— BEGIN INFORMATION SUPPLIED —

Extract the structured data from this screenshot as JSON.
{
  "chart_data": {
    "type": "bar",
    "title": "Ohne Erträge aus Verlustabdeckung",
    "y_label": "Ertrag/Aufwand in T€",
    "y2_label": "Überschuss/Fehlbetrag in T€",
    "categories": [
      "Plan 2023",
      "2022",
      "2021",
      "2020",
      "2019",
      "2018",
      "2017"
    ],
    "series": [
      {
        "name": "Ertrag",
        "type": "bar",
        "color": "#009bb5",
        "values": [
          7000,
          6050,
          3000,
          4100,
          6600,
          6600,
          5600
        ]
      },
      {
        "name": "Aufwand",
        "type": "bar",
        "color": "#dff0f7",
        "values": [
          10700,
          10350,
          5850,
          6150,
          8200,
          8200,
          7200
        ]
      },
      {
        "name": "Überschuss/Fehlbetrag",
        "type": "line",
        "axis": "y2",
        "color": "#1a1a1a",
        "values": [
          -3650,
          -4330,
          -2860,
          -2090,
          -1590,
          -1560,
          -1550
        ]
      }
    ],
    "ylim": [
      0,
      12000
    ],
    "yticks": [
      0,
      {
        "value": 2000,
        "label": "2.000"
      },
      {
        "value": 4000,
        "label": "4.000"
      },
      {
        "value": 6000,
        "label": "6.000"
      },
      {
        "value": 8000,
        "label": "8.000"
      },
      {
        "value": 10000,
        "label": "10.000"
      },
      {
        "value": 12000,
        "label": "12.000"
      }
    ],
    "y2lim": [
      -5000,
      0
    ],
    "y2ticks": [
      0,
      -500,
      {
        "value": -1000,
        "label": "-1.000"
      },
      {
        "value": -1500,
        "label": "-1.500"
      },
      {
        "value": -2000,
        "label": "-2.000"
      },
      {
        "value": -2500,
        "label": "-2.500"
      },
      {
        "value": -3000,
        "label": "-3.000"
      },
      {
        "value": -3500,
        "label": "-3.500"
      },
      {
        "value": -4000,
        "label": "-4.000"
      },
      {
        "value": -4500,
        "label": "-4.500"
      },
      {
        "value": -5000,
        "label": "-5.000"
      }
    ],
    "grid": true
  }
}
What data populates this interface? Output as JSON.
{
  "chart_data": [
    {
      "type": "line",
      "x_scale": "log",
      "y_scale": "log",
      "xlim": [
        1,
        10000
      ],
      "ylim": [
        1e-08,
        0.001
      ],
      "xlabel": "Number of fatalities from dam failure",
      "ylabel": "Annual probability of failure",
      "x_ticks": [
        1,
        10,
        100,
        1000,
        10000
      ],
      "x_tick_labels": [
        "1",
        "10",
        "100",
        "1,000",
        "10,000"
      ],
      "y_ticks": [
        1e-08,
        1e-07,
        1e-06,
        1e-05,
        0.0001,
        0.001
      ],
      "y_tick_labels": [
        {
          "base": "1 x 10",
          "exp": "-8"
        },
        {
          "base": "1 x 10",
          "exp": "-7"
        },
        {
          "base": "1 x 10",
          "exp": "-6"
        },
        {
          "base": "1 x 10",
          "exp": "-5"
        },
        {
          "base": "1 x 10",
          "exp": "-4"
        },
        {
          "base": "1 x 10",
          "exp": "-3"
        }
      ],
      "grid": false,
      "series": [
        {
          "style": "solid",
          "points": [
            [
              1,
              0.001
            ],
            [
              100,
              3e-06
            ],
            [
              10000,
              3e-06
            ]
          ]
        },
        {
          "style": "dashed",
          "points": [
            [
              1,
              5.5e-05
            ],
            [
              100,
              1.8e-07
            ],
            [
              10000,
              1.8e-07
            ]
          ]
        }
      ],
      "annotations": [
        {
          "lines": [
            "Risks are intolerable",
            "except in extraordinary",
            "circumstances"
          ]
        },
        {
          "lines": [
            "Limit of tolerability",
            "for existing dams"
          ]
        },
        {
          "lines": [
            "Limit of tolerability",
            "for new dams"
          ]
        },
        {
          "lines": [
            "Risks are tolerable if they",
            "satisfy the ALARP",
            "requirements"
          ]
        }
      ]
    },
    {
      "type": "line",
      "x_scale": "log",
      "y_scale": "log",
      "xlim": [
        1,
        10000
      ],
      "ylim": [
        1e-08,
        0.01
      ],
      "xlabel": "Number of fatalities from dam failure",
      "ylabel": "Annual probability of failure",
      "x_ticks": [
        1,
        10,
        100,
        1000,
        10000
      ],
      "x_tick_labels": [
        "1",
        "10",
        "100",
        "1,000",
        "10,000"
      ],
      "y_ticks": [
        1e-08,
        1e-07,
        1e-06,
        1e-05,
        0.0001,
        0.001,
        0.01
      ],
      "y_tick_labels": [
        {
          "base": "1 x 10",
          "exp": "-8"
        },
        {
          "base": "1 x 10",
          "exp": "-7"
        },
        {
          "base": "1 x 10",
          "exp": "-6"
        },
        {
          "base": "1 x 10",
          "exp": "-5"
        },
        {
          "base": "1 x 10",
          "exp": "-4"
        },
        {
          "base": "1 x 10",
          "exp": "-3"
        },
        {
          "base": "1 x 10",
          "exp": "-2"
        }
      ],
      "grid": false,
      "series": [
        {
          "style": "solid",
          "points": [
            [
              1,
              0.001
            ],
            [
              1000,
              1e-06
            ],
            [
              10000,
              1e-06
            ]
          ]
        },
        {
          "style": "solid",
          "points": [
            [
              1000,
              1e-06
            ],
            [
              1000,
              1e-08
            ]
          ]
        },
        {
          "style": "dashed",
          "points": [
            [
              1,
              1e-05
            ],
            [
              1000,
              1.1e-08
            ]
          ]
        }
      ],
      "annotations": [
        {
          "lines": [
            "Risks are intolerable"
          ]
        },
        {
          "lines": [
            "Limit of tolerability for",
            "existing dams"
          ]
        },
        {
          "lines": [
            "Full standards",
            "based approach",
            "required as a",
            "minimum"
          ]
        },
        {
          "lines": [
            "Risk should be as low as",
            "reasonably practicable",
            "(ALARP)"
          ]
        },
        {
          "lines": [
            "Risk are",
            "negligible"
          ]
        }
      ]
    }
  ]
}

— END INFORMATION SUPPLIED —

Which lines contain "Fehlbetrag"? Copy each of them out.

    "y2_label": "Überschuss/Fehlbetrag in T€",
        "name": "Überschuss/Fehlbetrag",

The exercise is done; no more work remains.